What is needed — Select all lines with the string "document" in them, and copy those lines.

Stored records
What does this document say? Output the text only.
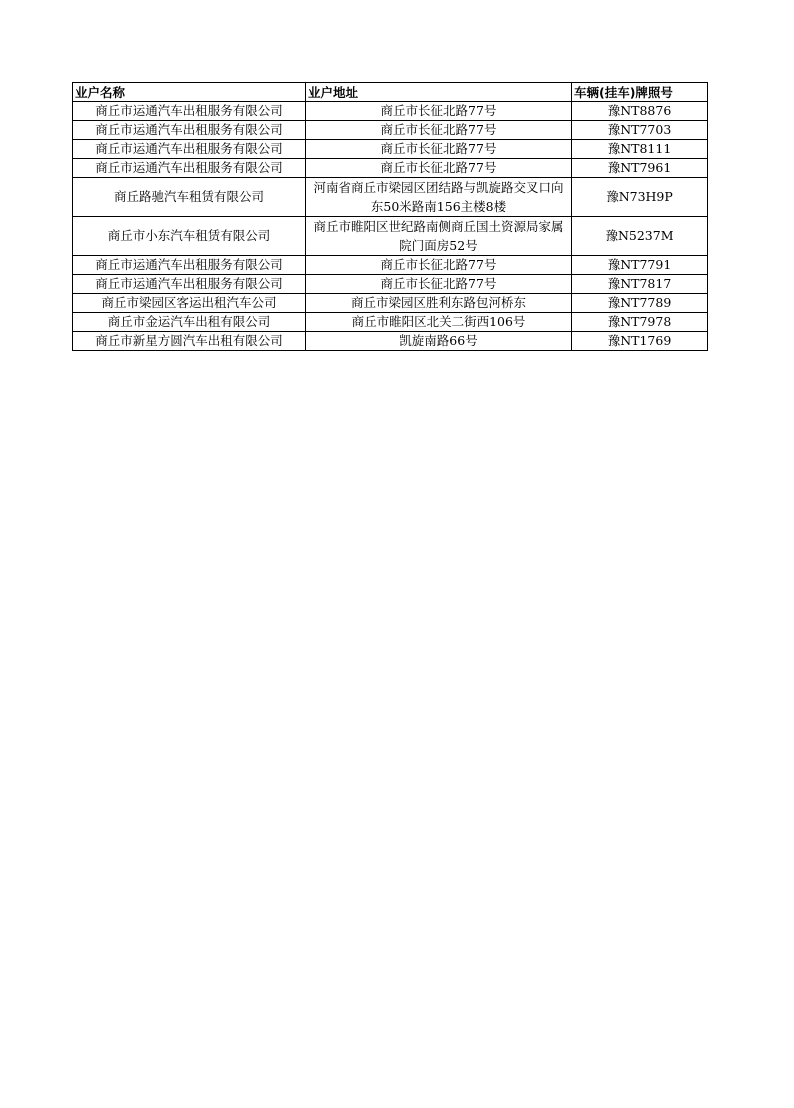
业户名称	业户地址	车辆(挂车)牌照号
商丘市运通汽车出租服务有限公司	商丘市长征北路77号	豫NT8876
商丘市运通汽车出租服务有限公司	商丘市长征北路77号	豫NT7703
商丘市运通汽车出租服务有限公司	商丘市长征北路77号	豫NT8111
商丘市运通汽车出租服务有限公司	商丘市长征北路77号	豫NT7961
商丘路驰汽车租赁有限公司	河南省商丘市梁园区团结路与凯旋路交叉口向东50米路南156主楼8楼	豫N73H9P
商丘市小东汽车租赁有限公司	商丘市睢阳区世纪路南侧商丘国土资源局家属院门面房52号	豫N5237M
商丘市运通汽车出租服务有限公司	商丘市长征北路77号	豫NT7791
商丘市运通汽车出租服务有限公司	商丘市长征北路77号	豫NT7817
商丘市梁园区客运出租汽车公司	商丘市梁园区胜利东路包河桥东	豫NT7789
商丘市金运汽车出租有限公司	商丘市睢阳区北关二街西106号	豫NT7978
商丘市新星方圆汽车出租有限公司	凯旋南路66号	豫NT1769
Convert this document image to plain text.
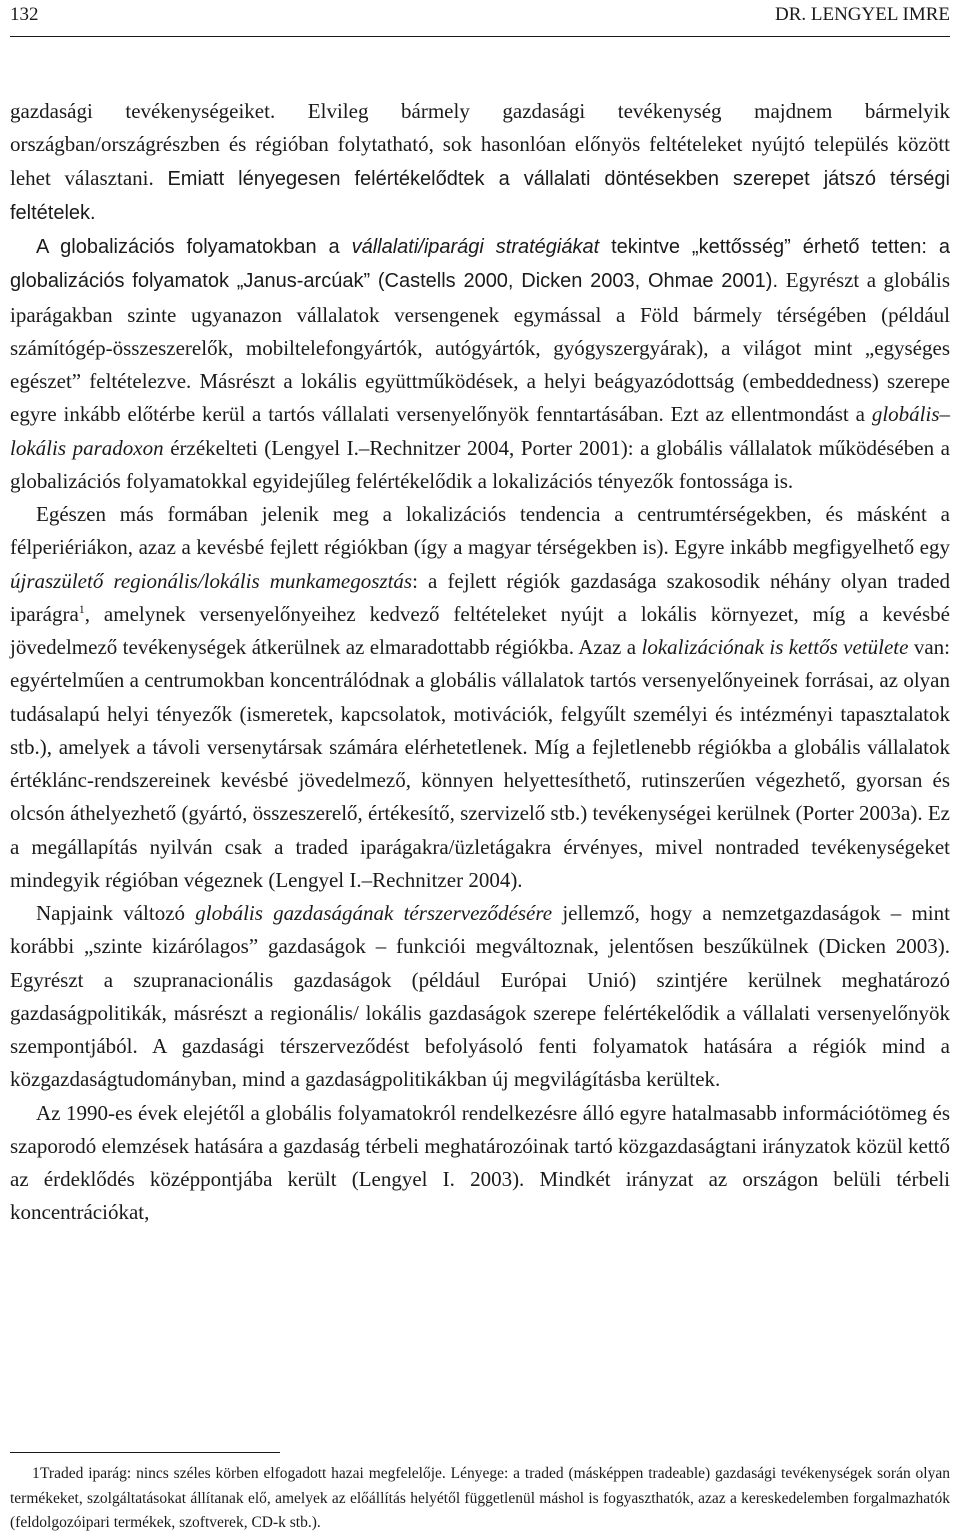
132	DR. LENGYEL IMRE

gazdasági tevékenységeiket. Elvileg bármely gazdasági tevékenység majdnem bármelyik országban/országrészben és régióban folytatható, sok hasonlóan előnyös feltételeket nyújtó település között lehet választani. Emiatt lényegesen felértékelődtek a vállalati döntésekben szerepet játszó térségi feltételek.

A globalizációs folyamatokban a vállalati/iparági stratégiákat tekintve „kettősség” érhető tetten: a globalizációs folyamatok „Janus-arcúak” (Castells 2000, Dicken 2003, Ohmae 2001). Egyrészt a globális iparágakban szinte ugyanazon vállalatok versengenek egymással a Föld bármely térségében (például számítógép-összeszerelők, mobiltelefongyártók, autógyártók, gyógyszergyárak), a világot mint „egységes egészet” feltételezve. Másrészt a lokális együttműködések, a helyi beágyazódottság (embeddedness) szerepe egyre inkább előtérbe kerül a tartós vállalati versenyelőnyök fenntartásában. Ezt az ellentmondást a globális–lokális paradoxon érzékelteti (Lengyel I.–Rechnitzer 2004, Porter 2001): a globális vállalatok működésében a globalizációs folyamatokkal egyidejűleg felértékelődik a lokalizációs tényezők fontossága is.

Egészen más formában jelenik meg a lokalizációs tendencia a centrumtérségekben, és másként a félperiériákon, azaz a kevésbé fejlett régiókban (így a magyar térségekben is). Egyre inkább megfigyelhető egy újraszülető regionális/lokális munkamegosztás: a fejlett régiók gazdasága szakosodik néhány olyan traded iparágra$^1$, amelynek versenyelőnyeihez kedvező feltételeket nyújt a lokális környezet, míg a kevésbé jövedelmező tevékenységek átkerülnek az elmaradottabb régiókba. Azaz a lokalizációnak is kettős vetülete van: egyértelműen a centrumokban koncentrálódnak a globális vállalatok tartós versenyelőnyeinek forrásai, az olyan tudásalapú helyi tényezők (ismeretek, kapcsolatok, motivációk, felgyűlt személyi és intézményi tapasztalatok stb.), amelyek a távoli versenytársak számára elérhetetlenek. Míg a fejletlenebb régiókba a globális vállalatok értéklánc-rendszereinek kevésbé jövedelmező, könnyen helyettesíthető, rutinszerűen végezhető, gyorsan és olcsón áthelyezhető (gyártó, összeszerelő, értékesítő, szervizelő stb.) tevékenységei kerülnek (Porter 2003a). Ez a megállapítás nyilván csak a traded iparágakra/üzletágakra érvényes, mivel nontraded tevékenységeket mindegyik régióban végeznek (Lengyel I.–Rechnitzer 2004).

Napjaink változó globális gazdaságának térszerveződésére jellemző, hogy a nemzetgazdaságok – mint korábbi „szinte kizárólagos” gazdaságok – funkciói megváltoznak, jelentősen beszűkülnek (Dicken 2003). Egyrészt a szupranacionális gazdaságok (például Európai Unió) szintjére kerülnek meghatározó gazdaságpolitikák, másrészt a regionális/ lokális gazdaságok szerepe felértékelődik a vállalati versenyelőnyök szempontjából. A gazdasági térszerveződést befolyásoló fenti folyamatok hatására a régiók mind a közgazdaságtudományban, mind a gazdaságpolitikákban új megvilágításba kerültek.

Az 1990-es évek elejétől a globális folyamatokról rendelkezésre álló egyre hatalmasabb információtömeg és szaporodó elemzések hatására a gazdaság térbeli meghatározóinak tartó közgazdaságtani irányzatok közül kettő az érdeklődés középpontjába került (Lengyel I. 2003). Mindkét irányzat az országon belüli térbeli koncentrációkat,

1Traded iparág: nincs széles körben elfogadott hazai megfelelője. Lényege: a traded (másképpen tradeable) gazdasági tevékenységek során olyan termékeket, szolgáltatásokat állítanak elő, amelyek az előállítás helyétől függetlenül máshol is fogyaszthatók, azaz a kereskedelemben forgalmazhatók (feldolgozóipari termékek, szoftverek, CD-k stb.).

Solution to this problem —
What does this document say? Output the text only.
Convert this document image to plain text.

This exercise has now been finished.